Stored items from a collection:
★ ★ ★ ★
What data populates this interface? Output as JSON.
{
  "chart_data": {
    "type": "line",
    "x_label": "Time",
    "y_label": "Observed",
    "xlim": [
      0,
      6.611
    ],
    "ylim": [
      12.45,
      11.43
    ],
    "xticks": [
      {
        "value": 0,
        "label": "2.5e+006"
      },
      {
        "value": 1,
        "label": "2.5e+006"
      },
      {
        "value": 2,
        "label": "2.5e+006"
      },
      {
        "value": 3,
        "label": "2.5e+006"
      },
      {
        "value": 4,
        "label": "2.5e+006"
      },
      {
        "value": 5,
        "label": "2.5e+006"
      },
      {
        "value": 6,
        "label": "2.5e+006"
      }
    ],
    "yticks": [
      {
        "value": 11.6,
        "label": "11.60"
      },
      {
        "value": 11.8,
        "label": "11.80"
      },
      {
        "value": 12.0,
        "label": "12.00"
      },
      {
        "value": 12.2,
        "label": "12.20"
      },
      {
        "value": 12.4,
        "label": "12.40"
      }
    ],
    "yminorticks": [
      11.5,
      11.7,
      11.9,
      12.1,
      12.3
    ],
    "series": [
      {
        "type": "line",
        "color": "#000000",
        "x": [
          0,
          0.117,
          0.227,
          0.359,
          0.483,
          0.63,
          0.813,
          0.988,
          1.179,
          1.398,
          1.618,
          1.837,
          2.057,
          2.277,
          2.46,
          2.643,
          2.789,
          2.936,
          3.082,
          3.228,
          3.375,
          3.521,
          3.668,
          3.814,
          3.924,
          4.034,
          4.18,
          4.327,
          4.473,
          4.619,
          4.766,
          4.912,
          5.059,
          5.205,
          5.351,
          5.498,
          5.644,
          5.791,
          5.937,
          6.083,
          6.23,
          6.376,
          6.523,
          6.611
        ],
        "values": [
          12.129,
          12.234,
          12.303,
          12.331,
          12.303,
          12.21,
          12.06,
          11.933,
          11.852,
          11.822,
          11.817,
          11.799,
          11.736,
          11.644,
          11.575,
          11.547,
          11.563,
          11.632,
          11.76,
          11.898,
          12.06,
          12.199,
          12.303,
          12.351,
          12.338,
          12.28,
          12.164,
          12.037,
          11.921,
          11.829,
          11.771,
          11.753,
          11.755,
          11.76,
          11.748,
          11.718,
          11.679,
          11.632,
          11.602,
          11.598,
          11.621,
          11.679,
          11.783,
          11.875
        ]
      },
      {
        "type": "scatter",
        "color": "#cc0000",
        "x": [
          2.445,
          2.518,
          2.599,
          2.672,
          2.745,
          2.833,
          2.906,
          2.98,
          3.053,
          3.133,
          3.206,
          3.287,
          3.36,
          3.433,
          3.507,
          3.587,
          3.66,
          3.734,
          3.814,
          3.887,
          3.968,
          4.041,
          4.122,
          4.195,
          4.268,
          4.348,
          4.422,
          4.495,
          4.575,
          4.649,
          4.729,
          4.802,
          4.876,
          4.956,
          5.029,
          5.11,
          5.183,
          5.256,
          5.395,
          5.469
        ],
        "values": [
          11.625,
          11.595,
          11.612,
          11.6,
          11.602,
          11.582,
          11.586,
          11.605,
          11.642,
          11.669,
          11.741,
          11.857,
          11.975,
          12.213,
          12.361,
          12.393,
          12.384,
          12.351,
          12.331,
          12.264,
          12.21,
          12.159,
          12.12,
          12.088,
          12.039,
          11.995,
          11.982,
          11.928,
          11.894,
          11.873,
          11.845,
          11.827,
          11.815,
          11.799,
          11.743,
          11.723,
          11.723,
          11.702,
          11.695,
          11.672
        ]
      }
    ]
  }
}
★ ★ ★ ★
Once more, set down the full listing, verbatim.

## Task response
What data populates this interface? Output as JSON.
{
  "chart_data": {
    "type": "line",
    "x_label": "Time",
    "y_label": "Observed",
    "xlim": [
      0,
      6.611
    ],
    "ylim": [
      12.45,
      11.43
    ],
    "xticks": [
      {
        "value": 0,
        "label": "2.5e+006"
      },
      {
        "value": 1,
        "label": "2.5e+006"
      },
      {
        "value": 2,
        "label": "2.5e+006"
      },
      {
        "value": 3,
        "label": "2.5e+006"
      },
      {
        "value": 4,
        "label": "2.5e+006"
      },
      {
        "value": 5,
        "label": "2.5e+006"
      },
      {
        "value": 6,
        "label": "2.5e+006"
      }
    ],
    "yticks": [
      {
        "value": 11.6,
        "label": "11.60"
      },
      {
        "value": 11.8,
        "label": "11.80"
      },
      {
        "value": 12.0,
        "label": "12.00"
      },
      {
        "value": 12.2,
        "label": "12.20"
      },
      {
        "value": 12.4,
        "label": "12.40"
      }
    ],
    "yminorticks": [
      11.5,
      11.7,
      11.9,
      12.1,
      12.3
    ],
    "series": [
      {
        "type": "line",
        "color": "#000000",
        "x": [
          0,
          0.117,
          0.227,
          0.359,
          0.483,
          0.63,
          0.813,
          0.988,
          1.179,
          1.398,
          1.618,
          1.837,
          2.057,
          2.277,
          2.46,
          2.643,
          2.789,
          2.936,
          3.082,
          3.228,
          3.375,
          3.521,
          3.668,
          3.814,
          3.924,
          4.034,
          4.18,
          4.327,
          4.473,
          4.619,
          4.766,
          4.912,
          5.059,
          5.205,
          5.351,
          5.498,
          5.644,
          5.791,
          5.937,
          6.083,
          6.23,
          6.376,
          6.523,
          6.611
        ],
        "values": [
          12.129,
          12.234,
          12.303,
          12.331,
          12.303,
          12.21,
          12.06,
          11.933,
          11.852,
          11.822,
          11.817,
          11.799,
          11.736,
          11.644,
          11.575,
          11.547,
          11.563,
          11.632,
          11.76,
          11.898,
          12.06,
          12.199,
          12.303,
          12.351,
          12.338,
          12.28,
          12.164,
          12.037,
          11.921,
          11.829,
          11.771,
          11.753,
          11.755,
          11.76,
          11.748,
          11.718,
          11.679,
          11.632,
          11.602,
          11.598,
          11.621,
          11.679,
          11.783,
          11.875
        ]
      },
      {
        "type": "scatter",
        "color": "#cc0000",
        "x": [
          2.445,
          2.518,
          2.599,
          2.672,
          2.745,
          2.833,
          2.906,
          2.98,
          3.053,
          3.133,
          3.206,
          3.287,
          3.36,
          3.433,
          3.507,
          3.587,
          3.66,
          3.734,
          3.814,
          3.887,
          3.968,
          4.041,
          4.122,
          4.195,
          4.268,
          4.348,
          4.422,
          4.495,
          4.575,
          4.649,
          4.729,
          4.802,
          4.876,
          4.956,
          5.029,
          5.11,
          5.183,
          5.256,
          5.395,
          5.469
        ],
        "values": [
          11.625,
          11.595,
          11.612,
          11.6,
          11.602,
          11.582,
          11.586,
          11.605,
          11.642,
          11.669,
          11.741,
          11.857,
          11.975,
          12.213,
          12.361,
          12.393,
          12.384,
          12.351,
          12.331,
          12.264,
          12.21,
          12.159,
          12.12,
          12.088,
          12.039,
          11.995,
          11.982,
          11.928,
          11.894,
          11.873,
          11.845,
          11.827,
          11.815,
          11.799,
          11.743,
          11.723,
          11.723,
          11.702,
          11.695,
          11.672
        ]
      }
    ]
  }
}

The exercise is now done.